Element position data
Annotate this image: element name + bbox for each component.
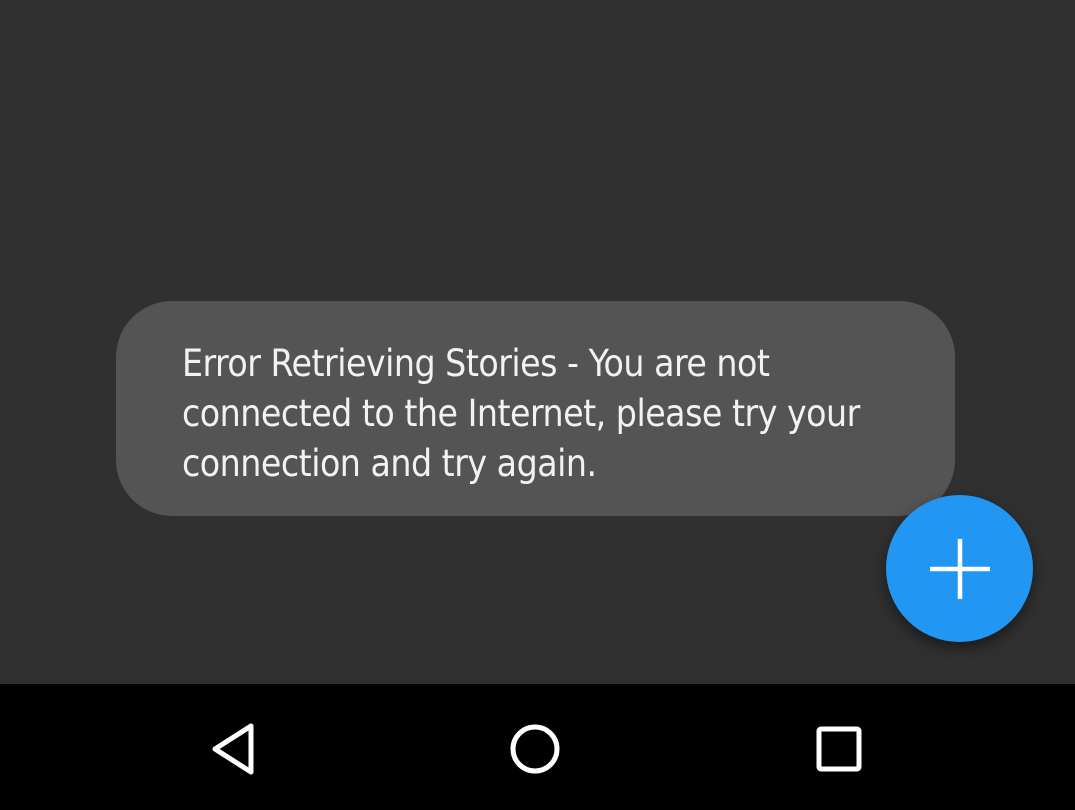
app-screen: Error Retrieving Stories - You are not c… xyxy=(0,0,1075,810)
back-button[interactable] xyxy=(189,704,279,794)
system-navigation-bar xyxy=(0,684,1075,810)
error-toast: Error Retrieving Stories - You are not c… xyxy=(116,301,955,516)
recents-square-icon xyxy=(816,726,862,772)
plus-icon xyxy=(929,538,990,599)
main-content: Error Retrieving Stories - You are not c… xyxy=(0,0,1075,684)
back-triangle-icon xyxy=(212,723,254,775)
add-story-button[interactable] xyxy=(886,495,1033,642)
home-button[interactable] xyxy=(490,704,580,794)
recents-button[interactable] xyxy=(794,704,884,794)
toast-message: Error Retrieving Stories - You are not c… xyxy=(182,342,860,485)
home-circle-icon xyxy=(510,724,560,774)
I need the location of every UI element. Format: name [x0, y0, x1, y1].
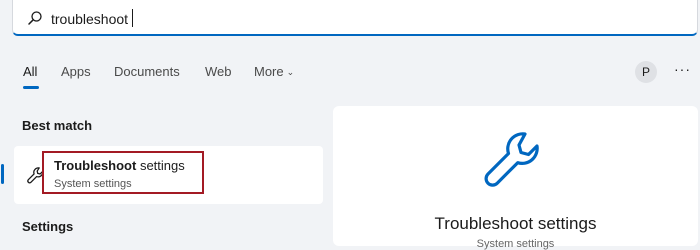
- result-subtitle: System settings: [54, 178, 132, 190]
- best-match-heading: Best match: [22, 118, 93, 133]
- tab-all-label: All: [23, 64, 38, 79]
- tab-documents[interactable]: Documents: [114, 64, 180, 79]
- result-title: Troubleshoot settings: [54, 158, 185, 173]
- preview-subtitle: System settings: [476, 238, 555, 250]
- tab-more-label: More: [254, 64, 284, 79]
- avatar[interactable]: P: [635, 61, 657, 83]
- more-options-icon: ···: [674, 61, 691, 77]
- chevron-down-icon: ⌄: [286, 67, 295, 77]
- search-query-text: troubleshoot: [51, 11, 129, 27]
- tab-documents-label: Documents: [114, 64, 180, 79]
- tab-more[interactable]: More ⌄: [254, 64, 294, 79]
- search-icon: [28, 11, 42, 25]
- tab-all[interactable]: All: [23, 64, 37, 79]
- result-title-rest: settings: [136, 158, 185, 173]
- result-title-match: Troubleshoot: [54, 158, 137, 173]
- selection-indicator: [1, 164, 4, 184]
- tab-apps-label: Apps: [61, 64, 91, 79]
- preview-wrench-icon: [484, 132, 539, 187]
- tab-apps[interactable]: Apps: [61, 64, 91, 79]
- text-caret: [132, 9, 134, 27]
- tab-web[interactable]: Web: [205, 64, 232, 79]
- preview-title: Troubleshoot settings: [434, 214, 597, 233]
- avatar-initial: P: [641, 65, 650, 79]
- active-tab-indicator: [23, 86, 39, 89]
- settings-heading: Settings: [22, 219, 74, 234]
- more-options-button[interactable]: ···: [674, 61, 691, 77]
- tab-web-label: Web: [205, 64, 232, 79]
- search-input[interactable]: troubleshoot: [51, 9, 134, 27]
- search-box[interactable]: troubleshoot: [12, 0, 698, 36]
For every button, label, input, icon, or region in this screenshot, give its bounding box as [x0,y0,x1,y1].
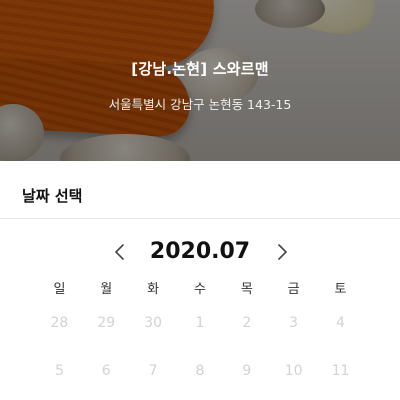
calendar-day-disabled: 2 [242,315,252,331]
weekday-label: 토 [334,282,347,297]
shop-name: [강남.논현] 스와르맨 [131,60,269,78]
calendar-week: 28 29 30 1 2 3 4 [36,311,364,335]
weekday-label: 수 [193,282,206,297]
weekday-label: 월 [100,282,113,297]
weekday-label: 화 [147,282,160,297]
weekday-label: 일 [53,282,66,297]
calendar-day-disabled: 10 [284,363,303,379]
calendar-day-disabled: 28 [50,315,69,331]
calendar-day-disabled: 29 [97,315,116,331]
calendar-day-disabled: 6 [101,363,111,379]
calendar-week: 5 6 7 8 9 10 11 [36,359,364,383]
month-label: 2020.07 [149,239,251,264]
calendar-day-disabled: 1 [195,315,205,331]
month-navigation: 2020.07 [0,236,400,268]
calendar-day-disabled: 4 [336,315,345,331]
weekday-label: 금 [287,282,300,297]
calendar-day-disabled: 7 [148,363,158,379]
date-select-title: 날짜 선택 [22,187,83,205]
weekday-label: 목 [240,282,253,297]
calendar-day-disabled: 5 [54,363,64,379]
section-divider [0,218,400,219]
calendar-day-disabled: 3 [289,315,299,331]
calendar-day-disabled: 8 [195,363,205,379]
chevron-left-icon[interactable] [108,240,132,264]
calendar-day-disabled: 11 [331,363,350,379]
chevron-right-icon[interactable] [270,240,294,264]
hero-overlay [0,0,400,161]
shop-address: 서울특별시 강남구 논현동 143-15 [108,97,292,112]
calendar-day-disabled: 30 [144,315,163,331]
weekday-header: 일 월 화 수 목 금 토 [36,280,364,300]
hero-banner: [강남.논현] 스와르맨 서울특별시 강남구 논현동 143-15 [0,0,400,161]
calendar-day-disabled: 9 [242,363,252,379]
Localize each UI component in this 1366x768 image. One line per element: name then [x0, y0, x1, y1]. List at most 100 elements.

◆ EXERCISE INSTRUCTIONS:
Can you copy every line of the records above word for word, leaving the pictures out of your answer?

◆ THE REPLY:
Annotate this image: element name + bbox for each component.
app-screen: Error Retrieving Stories - You are not c… xyxy=(0,0,1075,810)
back-button[interactable] xyxy=(189,704,279,794)
system-navigation-bar xyxy=(0,684,1075,810)
error-toast: Error Retrieving Stories - You are not c… xyxy=(116,301,955,516)
recents-square-icon xyxy=(816,726,862,772)
plus-icon xyxy=(929,538,990,599)
main-content: Error Retrieving Stories - You are not c… xyxy=(0,0,1075,684)
back-triangle-icon xyxy=(212,723,254,775)
add-story-button[interactable] xyxy=(886,495,1033,642)
home-button[interactable] xyxy=(490,704,580,794)
recents-button[interactable] xyxy=(794,704,884,794)
toast-message: Error Retrieving Stories - You are not c… xyxy=(182,342,860,485)
home-circle-icon xyxy=(510,724,560,774)
I need the location of every UI element. Format: name [x0, y0, x1, y1].
- result-subtitle: System settings: [54, 178, 132, 190]
- best-match-heading: Best match: [22, 118, 93, 133]
- tab-all-label: All: [23, 64, 38, 79]
- tab-documents[interactable]: Documents: [114, 64, 180, 79]
- result-title: Troubleshoot settings: [54, 158, 185, 173]
- preview-subtitle: System settings: [476, 238, 555, 250]
- tab-more-label: More: [254, 64, 284, 79]
- avatar[interactable]: P: [635, 61, 657, 83]
- more-options-icon: ···: [674, 61, 691, 77]
- chevron-down-icon: ⌄: [286, 67, 295, 77]
- search-query-text: troubleshoot: [51, 11, 129, 27]
- tab-documents-label: Documents: [114, 64, 180, 79]
- tab-more[interactable]: More ⌄: [254, 64, 294, 79]
- search-icon: [28, 11, 42, 25]
- tab-all[interactable]: All: [23, 64, 37, 79]
- result-title-rest: settings: [136, 158, 185, 173]
- result-title-match: Troubleshoot: [54, 158, 137, 173]
- selection-indicator: [1, 164, 4, 184]
- tab-apps-label: Apps: [61, 64, 91, 79]
- preview-wrench-icon: [484, 132, 539, 187]
- tab-apps[interactable]: Apps: [61, 64, 91, 79]
- text-caret: [132, 9, 134, 27]
- tab-web[interactable]: Web: [205, 64, 232, 79]
- preview-title: Troubleshoot settings: [434, 214, 597, 233]
- avatar-initial: P: [641, 65, 650, 79]
- active-tab-indicator: [23, 86, 39, 89]
- settings-heading: Settings: [22, 219, 74, 234]
- more-options-button[interactable]: ···: [674, 61, 691, 77]
- tab-web-label: Web: [205, 64, 232, 79]
- search-input[interactable]: troubleshoot: [51, 9, 134, 27]
- search-box[interactable]: troubleshoot: [12, 0, 698, 36]
For every button, label, input, icon, or region in this screenshot, give its bounding box as [x0,y0,x1,y1].
calendar-day-disabled: 2 [242,315,252,331]
weekday-label: 토 [334,282,347,297]
shop-name: [강남.논현] 스와르맨 [131,60,269,78]
calendar-week: 28 29 30 1 2 3 4 [36,311,364,335]
weekday-label: 수 [193,282,206,297]
weekday-label: 월 [100,282,113,297]
weekday-label: 화 [147,282,160,297]
weekday-label: 일 [53,282,66,297]
calendar-day-disabled: 10 [284,363,303,379]
calendar-day-disabled: 28 [50,315,69,331]
calendar-day-disabled: 29 [97,315,116,331]
calendar-day-disabled: 6 [101,363,111,379]
calendar-week: 5 6 7 8 9 10 11 [36,359,364,383]
month-label: 2020.07 [149,239,251,264]
calendar-day-disabled: 1 [195,315,205,331]
month-navigation: 2020.07 [0,236,400,268]
calendar-day-disabled: 4 [336,315,345,331]
weekday-label: 금 [287,282,300,297]
calendar-day-disabled: 7 [148,363,158,379]
date-select-title: 날짜 선택 [22,187,83,205]
weekday-label: 목 [240,282,253,297]
calendar-day-disabled: 5 [54,363,64,379]
section-divider [0,218,400,219]
calendar-day-disabled: 3 [289,315,299,331]
calendar-day-disabled: 8 [195,363,205,379]
chevron-left-icon[interactable] [108,240,132,264]
calendar-day-disabled: 11 [331,363,350,379]
chevron-right-icon[interactable] [270,240,294,264]
hero-overlay [0,0,400,161]
shop-address: 서울특별시 강남구 논현동 143-15 [108,97,292,112]
calendar-day-disabled: 30 [144,315,163,331]
weekday-header: 일 월 화 수 목 금 토 [36,280,364,300]
hero-banner: [강남.논현] 스와르맨 서울특별시 강남구 논현동 143-15 [0,0,400,161]
calendar-day-disabled: 9 [242,363,252,379]
Localize each UI component in this 1366x768 image. One line per element: name then [x0, y0, x1, y1]. List at most 100 elements.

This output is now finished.